Exercise details: Take the listing and print it in full, exactly as given.

— Start of Extracted records —

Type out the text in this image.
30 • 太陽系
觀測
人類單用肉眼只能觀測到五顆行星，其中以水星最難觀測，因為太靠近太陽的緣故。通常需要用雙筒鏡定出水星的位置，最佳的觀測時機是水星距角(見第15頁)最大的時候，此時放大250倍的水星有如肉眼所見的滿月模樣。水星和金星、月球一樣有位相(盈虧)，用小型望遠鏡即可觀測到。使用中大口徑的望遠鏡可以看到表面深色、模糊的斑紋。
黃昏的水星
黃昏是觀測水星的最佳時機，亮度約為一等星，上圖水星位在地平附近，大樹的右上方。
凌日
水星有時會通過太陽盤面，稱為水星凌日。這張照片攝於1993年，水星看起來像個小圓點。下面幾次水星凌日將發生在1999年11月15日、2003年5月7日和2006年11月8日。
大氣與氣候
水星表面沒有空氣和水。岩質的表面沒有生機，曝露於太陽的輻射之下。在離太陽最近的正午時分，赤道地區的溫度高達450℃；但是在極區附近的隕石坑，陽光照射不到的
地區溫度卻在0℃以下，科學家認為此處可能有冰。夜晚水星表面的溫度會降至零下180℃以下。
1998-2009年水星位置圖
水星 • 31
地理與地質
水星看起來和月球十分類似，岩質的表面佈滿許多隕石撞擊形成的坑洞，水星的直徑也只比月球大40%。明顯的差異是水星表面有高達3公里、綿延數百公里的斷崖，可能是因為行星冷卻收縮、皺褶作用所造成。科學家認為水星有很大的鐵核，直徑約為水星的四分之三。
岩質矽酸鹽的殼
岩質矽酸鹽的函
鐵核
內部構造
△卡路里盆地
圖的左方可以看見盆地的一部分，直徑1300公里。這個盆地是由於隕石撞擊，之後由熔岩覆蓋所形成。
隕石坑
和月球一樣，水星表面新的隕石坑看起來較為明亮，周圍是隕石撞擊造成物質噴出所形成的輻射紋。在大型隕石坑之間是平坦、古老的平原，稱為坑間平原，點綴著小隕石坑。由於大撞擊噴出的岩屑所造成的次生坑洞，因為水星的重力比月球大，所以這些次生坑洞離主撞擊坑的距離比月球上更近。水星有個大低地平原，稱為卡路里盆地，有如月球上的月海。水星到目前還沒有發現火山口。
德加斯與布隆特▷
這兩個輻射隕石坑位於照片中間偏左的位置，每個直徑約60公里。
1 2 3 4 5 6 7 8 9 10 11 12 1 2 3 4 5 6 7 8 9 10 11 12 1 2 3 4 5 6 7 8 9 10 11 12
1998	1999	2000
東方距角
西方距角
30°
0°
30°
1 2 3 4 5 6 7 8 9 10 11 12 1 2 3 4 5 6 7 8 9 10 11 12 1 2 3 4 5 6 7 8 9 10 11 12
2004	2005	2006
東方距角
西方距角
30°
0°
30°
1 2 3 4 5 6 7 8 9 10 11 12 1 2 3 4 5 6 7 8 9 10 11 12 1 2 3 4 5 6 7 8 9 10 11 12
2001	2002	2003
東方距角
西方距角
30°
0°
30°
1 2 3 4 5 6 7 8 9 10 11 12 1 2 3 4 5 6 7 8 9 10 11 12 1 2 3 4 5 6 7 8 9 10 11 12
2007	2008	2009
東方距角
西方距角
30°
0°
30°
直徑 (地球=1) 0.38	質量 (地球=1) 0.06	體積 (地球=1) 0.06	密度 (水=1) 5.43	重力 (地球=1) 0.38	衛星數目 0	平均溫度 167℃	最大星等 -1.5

— End of Extracted records —

The answer:
Type out the text in this image.
30 • 太陽系
觀測
人類單用肉眼只能觀測到五顆行星，其中以水星最難觀測，因為太靠近太陽的緣故。通常需要用雙筒鏡定出水星的位置，最佳的觀測時機是水星距角(見第15頁)最大的時候，此時放大250倍的水星有如肉眼所見的滿月模樣。水星和金星、月球一樣有位相(盈虧)，用小型望遠鏡即可觀測到。使用中大口徑的望遠鏡可以看到表面深色、模糊的斑紋。
黃昏的水星
黃昏是觀測水星的最佳時機，亮度約為一等星，上圖水星位在地平附近，大樹的右上方。
凌日
水星有時會通過太陽盤面，稱為水星凌日。這張照片攝於1993年，水星看起來像個小圓點。下面幾次水星凌日將發生在1999年11月15日、2003年5月7日和2006年11月8日。
大氣與氣候
水星表面沒有空氣和水。岩質的表面沒有生機，曝露於太陽的輻射之下。在離太陽最近的正午時分，赤道地區的溫度高達450℃；但是在極區附近的隕石坑，陽光照射不到的
地區溫度卻在0℃以下，科學家認為此處可能有冰。夜晚水星表面的溫度會降至零下180℃以下。
1998-2009年水星位置圖
水星 • 31
地理與地質
水星看起來和月球十分類似，岩質的表面佈滿許多隕石撞擊形成的坑洞，水星的直徑也只比月球大40%。明顯的差異是水星表面有高達3公里、綿延數百公里的斷崖，可能是因為行星冷卻收縮、皺褶作用所造成。科學家認為水星有很大的鐵核，直徑約為水星的四分之三。
岩質矽酸鹽的殼
岩質矽酸鹽的函
鐵核
內部構造
△卡路里盆地
圖的左方可以看見盆地的一部分，直徑1300公里。這個盆地是由於隕石撞擊，之後由熔岩覆蓋所形成。
隕石坑
和月球一樣，水星表面新的隕石坑看起來較為明亮，周圍是隕石撞擊造成物質噴出所形成的輻射紋。在大型隕石坑之間是平坦、古老的平原，稱為坑間平原，點綴著小隕石坑。由於大撞擊噴出的岩屑所造成的次生坑洞，因為水星的重力比月球大，所以這些次生坑洞離主撞擊坑的距離比月球上更近。水星有個大低地平原，稱為卡路里盆地，有如月球上的月海。水星到目前還沒有發現火山口。
德加斯與布隆特▷
這兩個輻射隕石坑位於照片中間偏左的位置，每個直徑約60公里。
1 2 3 4 5 6 7 8 9 10 11 12 1 2 3 4 5 6 7 8 9 10 11 12 1 2 3 4 5 6 7 8 9 10 11 12
1998	1999	2000
東方距角
西方距角
30°
0°
30°
1 2 3 4 5 6 7 8 9 10 11 12 1 2 3 4 5 6 7 8 9 10 11 12 1 2 3 4 5 6 7 8 9 10 11 12
2004	2005	2006
東方距角
西方距角
30°
0°
30°
1 2 3 4 5 6 7 8 9 10 11 12 1 2 3 4 5 6 7 8 9 10 11 12 1 2 3 4 5 6 7 8 9 10 11 12
2001	2002	2003
東方距角
西方距角
30°
0°
30°
1 2 3 4 5 6 7 8 9 10 11 12 1 2 3 4 5 6 7 8 9 10 11 12 1 2 3 4 5 6 7 8 9 10 11 12
2007	2008	2009
東方距角
西方距角
30°
0°
30°
直徑 (地球=1) 0.38	質量 (地球=1) 0.06	體積 (地球=1) 0.06	密度 (水=1) 5.43	重力 (地球=1) 0.38	衛星數目 0	平均溫度 167℃	最大星等 -1.5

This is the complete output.